* [REQUIREMENT] Nothing may be dropped or altered: reproduce all the data.

┏━━

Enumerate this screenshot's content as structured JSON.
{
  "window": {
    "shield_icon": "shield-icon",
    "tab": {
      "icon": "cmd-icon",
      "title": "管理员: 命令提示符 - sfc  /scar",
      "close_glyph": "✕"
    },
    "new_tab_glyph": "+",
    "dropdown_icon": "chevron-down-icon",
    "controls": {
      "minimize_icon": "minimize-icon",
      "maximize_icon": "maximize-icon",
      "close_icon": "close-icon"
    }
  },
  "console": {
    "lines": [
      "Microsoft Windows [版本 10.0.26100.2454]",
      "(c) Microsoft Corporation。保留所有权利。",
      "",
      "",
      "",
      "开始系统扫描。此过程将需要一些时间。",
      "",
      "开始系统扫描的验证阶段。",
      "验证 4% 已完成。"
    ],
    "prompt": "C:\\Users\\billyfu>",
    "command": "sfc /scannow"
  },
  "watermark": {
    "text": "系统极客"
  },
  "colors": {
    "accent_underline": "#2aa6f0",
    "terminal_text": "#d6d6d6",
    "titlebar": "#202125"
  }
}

┗━━

* [ANSWER IN FULL]
Enumerate this screenshot's content as structured JSON.
{
  "window": {
    "shield_icon": "shield-icon",
    "tab": {
      "icon": "cmd-icon",
      "title": "管理员: 命令提示符 - sfc  /scar",
      "close_glyph": "✕"
    },
    "new_tab_glyph": "+",
    "dropdown_icon": "chevron-down-icon",
    "controls": {
      "minimize_icon": "minimize-icon",
      "maximize_icon": "maximize-icon",
      "close_icon": "close-icon"
    }
  },
  "console": {
    "lines": [
      "Microsoft Windows [版本 10.0.26100.2454]",
      "(c) Microsoft Corporation。保留所有权利。",
      "",
      "",
      "",
      "开始系统扫描。此过程将需要一些时间。",
      "",
      "开始系统扫描的验证阶段。",
      "验证 4% 已完成。"
    ],
    "prompt": "C:\\Users\\billyfu>",
    "command": "sfc /scannow"
  },
  "watermark": {
    "text": "系统极客"
  },
  "colors": {
    "accent_underline": "#2aa6f0",
    "terminal_text": "#d6d6d6",
    "titlebar": "#202125"
  }
}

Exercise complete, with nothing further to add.